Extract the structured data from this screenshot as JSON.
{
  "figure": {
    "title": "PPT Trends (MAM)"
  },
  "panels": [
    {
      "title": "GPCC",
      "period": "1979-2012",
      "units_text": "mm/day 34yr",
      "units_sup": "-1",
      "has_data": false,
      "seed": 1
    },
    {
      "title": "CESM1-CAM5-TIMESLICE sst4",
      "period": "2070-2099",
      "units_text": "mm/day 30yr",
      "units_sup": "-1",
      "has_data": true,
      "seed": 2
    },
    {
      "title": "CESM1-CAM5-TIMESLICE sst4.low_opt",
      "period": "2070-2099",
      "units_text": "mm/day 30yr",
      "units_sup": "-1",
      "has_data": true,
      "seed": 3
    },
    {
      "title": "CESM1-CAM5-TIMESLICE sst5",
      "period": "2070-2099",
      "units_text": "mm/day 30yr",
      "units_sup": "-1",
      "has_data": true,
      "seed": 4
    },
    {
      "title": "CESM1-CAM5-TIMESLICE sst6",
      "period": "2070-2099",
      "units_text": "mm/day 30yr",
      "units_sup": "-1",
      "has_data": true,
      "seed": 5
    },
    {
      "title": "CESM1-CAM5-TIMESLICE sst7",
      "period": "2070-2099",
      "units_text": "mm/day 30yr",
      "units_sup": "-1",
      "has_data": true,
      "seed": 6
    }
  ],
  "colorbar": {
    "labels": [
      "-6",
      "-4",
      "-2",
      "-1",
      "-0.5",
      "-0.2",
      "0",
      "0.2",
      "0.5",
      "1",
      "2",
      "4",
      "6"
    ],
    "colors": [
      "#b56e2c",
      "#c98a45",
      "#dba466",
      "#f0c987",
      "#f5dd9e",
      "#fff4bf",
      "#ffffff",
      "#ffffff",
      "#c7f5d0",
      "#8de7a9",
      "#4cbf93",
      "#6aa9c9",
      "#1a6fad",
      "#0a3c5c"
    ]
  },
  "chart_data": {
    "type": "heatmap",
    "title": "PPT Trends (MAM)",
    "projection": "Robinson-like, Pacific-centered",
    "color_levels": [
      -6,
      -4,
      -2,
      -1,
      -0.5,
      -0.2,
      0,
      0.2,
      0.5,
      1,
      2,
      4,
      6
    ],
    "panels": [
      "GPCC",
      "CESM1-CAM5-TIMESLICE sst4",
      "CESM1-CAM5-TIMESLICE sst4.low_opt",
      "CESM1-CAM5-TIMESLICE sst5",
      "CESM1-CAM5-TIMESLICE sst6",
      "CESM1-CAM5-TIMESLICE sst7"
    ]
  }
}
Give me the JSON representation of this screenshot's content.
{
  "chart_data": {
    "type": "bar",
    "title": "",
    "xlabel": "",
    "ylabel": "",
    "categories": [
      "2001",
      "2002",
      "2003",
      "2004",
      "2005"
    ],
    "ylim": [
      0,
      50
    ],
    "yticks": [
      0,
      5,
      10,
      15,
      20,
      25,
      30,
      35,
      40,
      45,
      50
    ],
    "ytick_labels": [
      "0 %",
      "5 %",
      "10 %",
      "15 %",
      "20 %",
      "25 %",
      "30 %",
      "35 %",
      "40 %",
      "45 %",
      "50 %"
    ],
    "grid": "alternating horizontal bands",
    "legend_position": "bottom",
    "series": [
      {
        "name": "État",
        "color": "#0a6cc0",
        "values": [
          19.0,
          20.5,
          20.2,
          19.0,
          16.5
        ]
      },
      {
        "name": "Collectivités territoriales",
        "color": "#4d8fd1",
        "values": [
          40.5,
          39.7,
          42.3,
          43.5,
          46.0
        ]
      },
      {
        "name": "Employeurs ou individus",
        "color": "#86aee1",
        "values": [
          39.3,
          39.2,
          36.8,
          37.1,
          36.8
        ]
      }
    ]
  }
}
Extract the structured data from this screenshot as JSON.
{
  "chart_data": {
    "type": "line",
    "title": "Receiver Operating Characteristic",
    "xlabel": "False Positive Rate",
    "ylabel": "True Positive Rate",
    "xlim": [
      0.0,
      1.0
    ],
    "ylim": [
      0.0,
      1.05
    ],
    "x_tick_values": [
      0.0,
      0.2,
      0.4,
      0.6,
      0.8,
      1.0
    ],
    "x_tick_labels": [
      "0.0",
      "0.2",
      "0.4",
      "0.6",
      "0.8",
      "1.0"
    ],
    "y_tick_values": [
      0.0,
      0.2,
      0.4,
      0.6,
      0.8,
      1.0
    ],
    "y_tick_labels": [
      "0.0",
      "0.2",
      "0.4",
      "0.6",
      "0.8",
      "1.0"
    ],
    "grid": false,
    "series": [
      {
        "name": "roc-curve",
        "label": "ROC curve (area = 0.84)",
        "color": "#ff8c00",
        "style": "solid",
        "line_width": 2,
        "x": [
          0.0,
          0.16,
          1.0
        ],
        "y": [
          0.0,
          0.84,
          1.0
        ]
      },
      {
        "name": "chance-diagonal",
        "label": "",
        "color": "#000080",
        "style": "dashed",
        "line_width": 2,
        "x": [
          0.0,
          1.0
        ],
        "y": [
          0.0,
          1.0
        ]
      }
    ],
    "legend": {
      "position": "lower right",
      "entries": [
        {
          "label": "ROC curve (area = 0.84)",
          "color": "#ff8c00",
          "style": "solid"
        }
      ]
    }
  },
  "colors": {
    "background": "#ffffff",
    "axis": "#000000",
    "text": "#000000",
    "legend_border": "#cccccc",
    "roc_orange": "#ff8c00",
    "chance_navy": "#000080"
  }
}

————

▶ _JOB_: In the material above, find each line that contains the word "TIMESLICE", and select it.

▶ _REPLY_:
      "title": "CESM1-CAM5-TIMESLICE sst4",
      "title": "CESM1-CAM5-TIMESLICE sst4.low_opt",
      "title": "CESM1-CAM5-TIMESLICE sst5",
      "title": "CESM1-CAM5-TIMESLICE sst6",
      "title": "CESM1-CAM5-TIMESLICE sst7",
      "CESM1-CAM5-TIMESLICE sst4",
      "CESM1-CAM5-TIMESLICE sst4.low_opt",
      "CESM1-CAM5-TIMESLICE sst5",
      "CESM1-CAM5-TIMESLICE sst6",
      "CESM1-CAM5-TIMESLICE sst7"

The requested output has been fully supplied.